Please restate everything from the line containing "chevron-down-icon[interactable]: [260, 95, 272, 107]" down to the line containing "add-collection-button[interactable]: [10, 172, 26, 188]", substituting "clickable" for every "interactable" and leaving all else unchanged.

⁂

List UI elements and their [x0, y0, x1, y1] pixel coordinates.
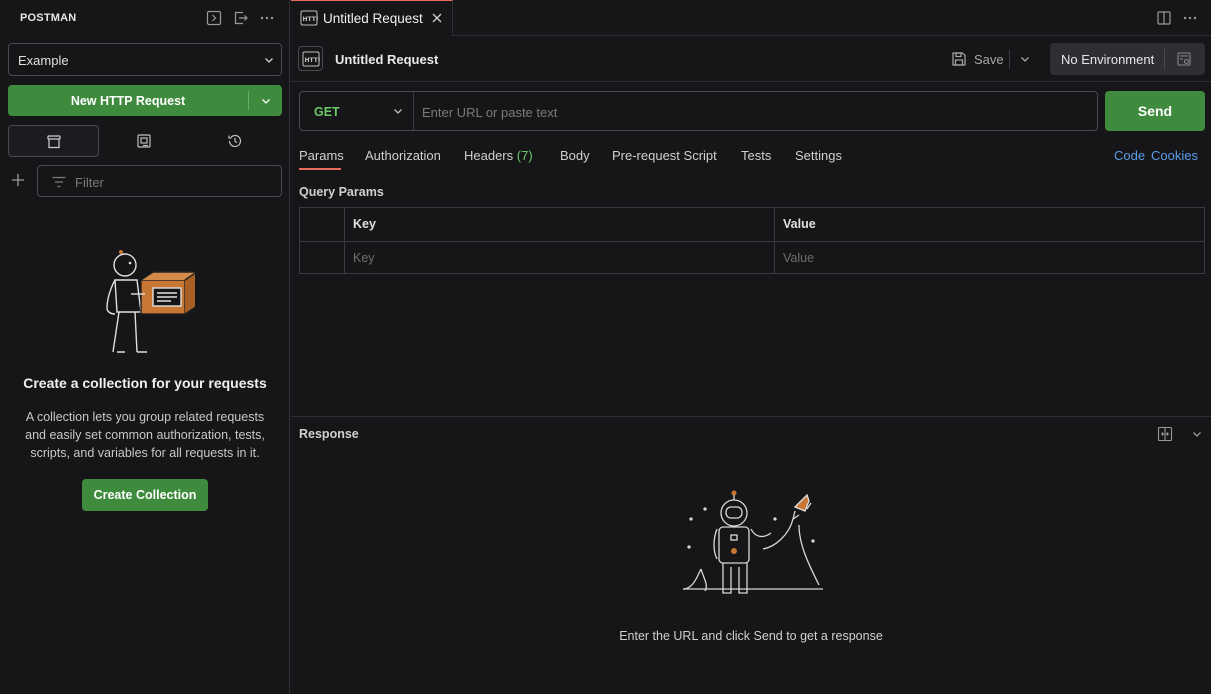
chevron-down-icon[interactable]: [260, 95, 272, 107]
url-input[interactable]: [422, 103, 1082, 121]
url-bar: GET: [299, 91, 1098, 131]
environment-quicklook-icon[interactable]: [1176, 51, 1192, 67]
empty-state-title: Create a collection for your requests: [23, 375, 267, 391]
more-icon[interactable]: [1182, 10, 1198, 26]
chevron-down-icon[interactable]: [1019, 53, 1031, 65]
close-icon[interactable]: [431, 12, 443, 24]
sidebar-tabs: [8, 125, 282, 157]
tab-authorization[interactable]: Authorization: [365, 148, 441, 163]
tab-pre-request-script[interactable]: Pre-request Script: [612, 148, 717, 163]
tab-headers[interactable]: Headers (7): [464, 148, 533, 163]
value-header: Value: [783, 217, 816, 231]
tab-body[interactable]: Body: [560, 148, 590, 163]
add-collection-button[interactable]: [10, 172, 26, 188]
save-button[interactable]: Save: [951, 51, 1011, 67]
filter-field[interactable]: [37, 165, 282, 197]
key-input-cell[interactable]: Key: [345, 242, 775, 274]
more-icon[interactable]: [259, 10, 275, 26]
new-http-request-button[interactable]: New HTTP Request: [8, 85, 282, 116]
history-icon: [228, 134, 242, 148]
active-tab-indicator: [299, 168, 341, 170]
tab-tests[interactable]: Tests: [741, 148, 771, 163]
save-icon: [952, 52, 966, 66]
cookies-link[interactable]: Cookies: [1151, 148, 1198, 163]
postman-app: POSTMAN Example New HTTP Request Filter …: [0, 0, 1211, 694]
split-view-icon[interactable]: [1156, 10, 1172, 26]
tab-headers-label: Headers: [464, 148, 514, 163]
method-label: GET: [314, 105, 340, 119]
request-header: HTTP Untitled Request Save No Environmen…: [291, 37, 1211, 82]
response-pane: Response Enter the URL and click Send to…: [291, 416, 1211, 694]
http-icon: HTTP: [300, 10, 318, 26]
tab-collections[interactable]: [8, 125, 99, 157]
main-panel: HTTP Untitled Request HTTP Untitled Requ…: [291, 0, 1211, 694]
request-tabs: Params Authorization Headers (7) Body Pr…: [299, 146, 1205, 172]
environment-label: No Environment: [1061, 52, 1155, 67]
query-params-label: Query Params: [299, 185, 384, 199]
value-placeholder: Value: [783, 251, 815, 265]
chevron-down-icon: [394, 109, 402, 114]
request-tabbar: HTTP Untitled Request: [291, 0, 1211, 36]
query-params-table: Key Value Key Value: [299, 207, 1205, 274]
sidebar-collapse-icon[interactable]: [206, 10, 222, 26]
key-header-cell: Key: [345, 208, 775, 241]
tab-label: Untitled Request: [323, 11, 423, 26]
row-checkbox-cell: [300, 242, 345, 274]
value-header-cell: Value: [775, 208, 1204, 241]
new-http-request-label: New HTTP Request: [70, 94, 186, 108]
divider: [1009, 50, 1010, 69]
create-collection-button[interactable]: Create Collection: [82, 479, 208, 511]
sidebar-header: POSTMAN: [0, 0, 290, 36]
svg-text:HTTP: HTTP: [303, 16, 319, 23]
workspace-select[interactable]: Example: [8, 43, 282, 76]
chevron-down-icon[interactable]: [1191, 428, 1203, 440]
request-name[interactable]: Untitled Request: [335, 52, 438, 67]
environment-select[interactable]: No Environment: [1050, 43, 1205, 75]
empty-state-description: A collection lets you group related requ…: [25, 410, 265, 460]
filter-icon: [52, 176, 66, 188]
response-empty-message: Enter the URL and click Send to get a re…: [619, 629, 883, 643]
key-placeholder: Key: [353, 251, 375, 265]
sidebar: POSTMAN Example New HTTP Request Filter …: [0, 0, 290, 694]
plus-icon: [12, 174, 24, 186]
svg-text:HTTP: HTTP: [305, 57, 321, 64]
environments-icon: [137, 134, 151, 148]
astronaut-illustration: [682, 490, 823, 594]
divider: [1164, 49, 1165, 69]
button-divider: [248, 91, 249, 110]
code-link[interactable]: Code: [1114, 148, 1145, 163]
collections-icon: [47, 135, 61, 149]
tab-params[interactable]: Params: [299, 148, 344, 163]
tab-settings[interactable]: Settings: [795, 148, 842, 163]
headers-count-badge: (7): [516, 148, 533, 163]
http-icon: HTTP: [298, 46, 323, 71]
table-row: Key Value: [300, 241, 1204, 274]
key-header: Key: [353, 217, 376, 231]
save-label: Save: [974, 52, 1004, 67]
filter-input[interactable]: [75, 173, 270, 191]
value-input-cell[interactable]: Value: [775, 242, 1204, 274]
method-select[interactable]: GET: [300, 92, 414, 130]
collection-illustration: [106, 250, 195, 353]
tab-untitled-request[interactable]: HTTP Untitled Request: [291, 0, 453, 36]
import-icon[interactable]: [233, 10, 249, 26]
table-header-row: Key Value: [300, 208, 1204, 241]
tab-environments[interactable]: [99, 125, 190, 157]
tab-history[interactable]: [190, 125, 281, 157]
chevron-down-icon: [265, 58, 273, 63]
app-title: POSTMAN: [20, 12, 77, 24]
layout-toggle-icon[interactable]: [1157, 426, 1173, 442]
response-title: Response: [299, 427, 359, 441]
workspace-name: Example: [18, 53, 69, 68]
checkbox-column: [300, 208, 345, 241]
send-button[interactable]: Send: [1105, 91, 1205, 131]
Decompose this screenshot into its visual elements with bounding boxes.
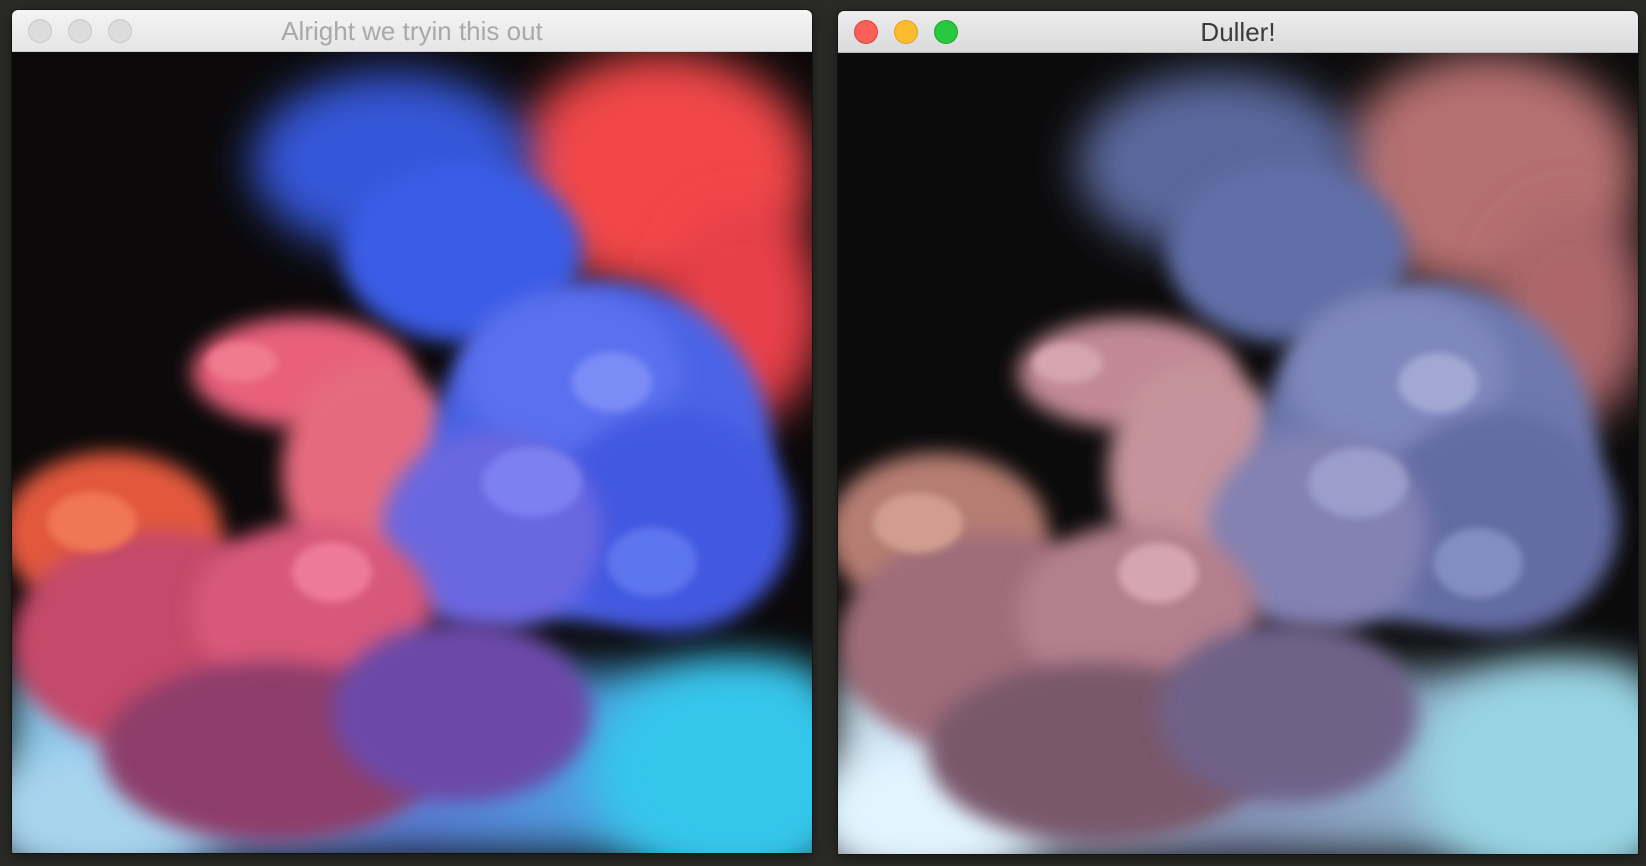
desktop: Alright we tryin this out Duller! bbox=[0, 0, 1646, 866]
window-title: Alright we tryin this out bbox=[281, 16, 543, 46]
window-titlebar[interactable]: Duller! bbox=[838, 11, 1638, 53]
window-titlebar[interactable]: Alright we tryin this out bbox=[12, 10, 812, 52]
image-view bbox=[838, 53, 1638, 854]
window-original[interactable]: Alright we tryin this out bbox=[12, 10, 812, 853]
ink-smoke-image bbox=[838, 53, 1638, 854]
ink-smoke-image bbox=[12, 52, 812, 853]
image-view bbox=[12, 52, 812, 853]
window-duller[interactable]: Duller! bbox=[838, 11, 1638, 854]
window-title: Duller! bbox=[1200, 17, 1276, 47]
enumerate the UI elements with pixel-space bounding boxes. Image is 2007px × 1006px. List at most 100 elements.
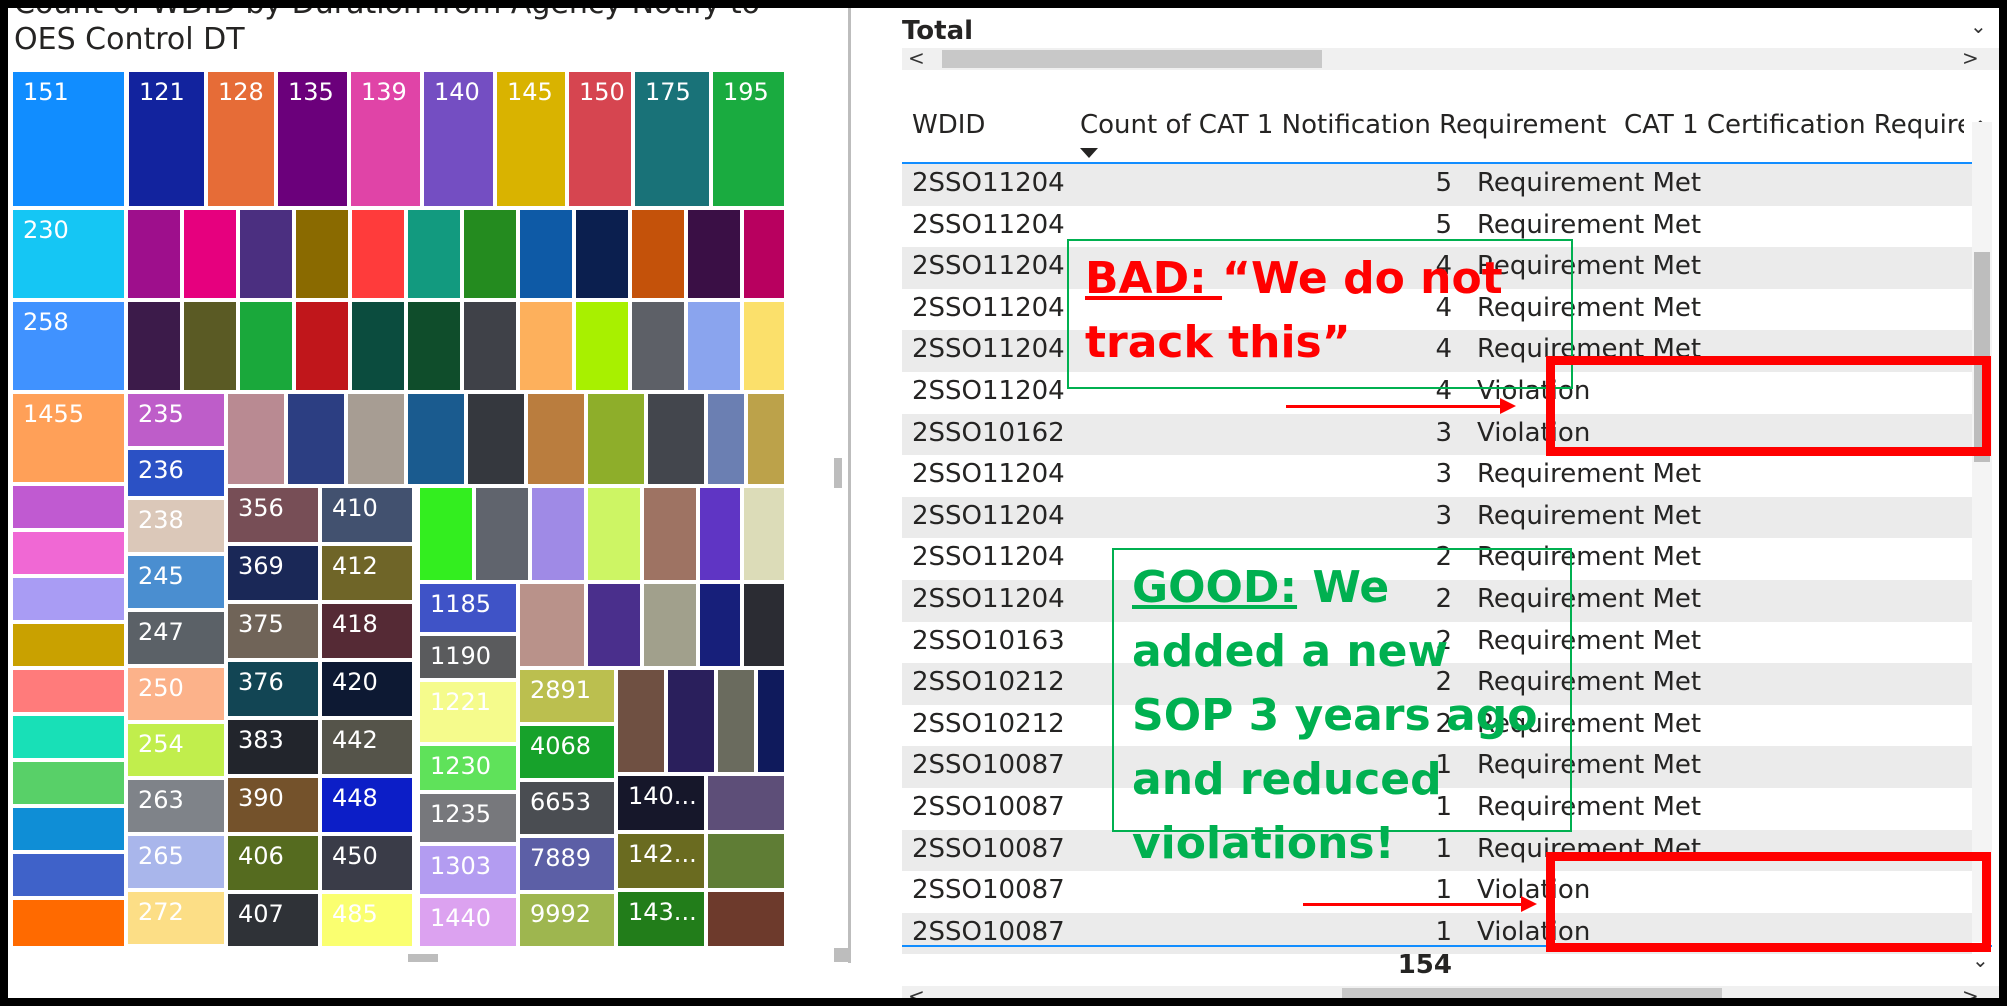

⁂

PROBLEM SOLUTION:
chevron-down-icon[clickable]: [260, 95, 272, 107]
url-input[clickable]: [422, 103, 1082, 121]
url-bar: GET: [299, 91, 1098, 131]
environment-quicklook-icon[clickable]: [1176, 51, 1192, 67]
empty-state-title: Create a collection for your requests: [23, 375, 267, 391]
more-icon[clickable]: [1182, 10, 1198, 26]
chevron-down-icon[clickable]: [1019, 53, 1031, 65]
close-icon[clickable]: [431, 12, 443, 24]
sidebar-tabs: [8, 125, 282, 157]
tab-authorization[clickable]: Authorization: [365, 148, 441, 163]
tab-pre-request-script[clickable]: Pre-request Script: [612, 148, 717, 163]
tab-headers[clickable]: Headers (7): [464, 148, 533, 163]
value-header: Value: [783, 217, 816, 231]
tab-body[clickable]: Body: [560, 148, 590, 163]
add-collection-button[clickable]: [10, 172, 26, 188]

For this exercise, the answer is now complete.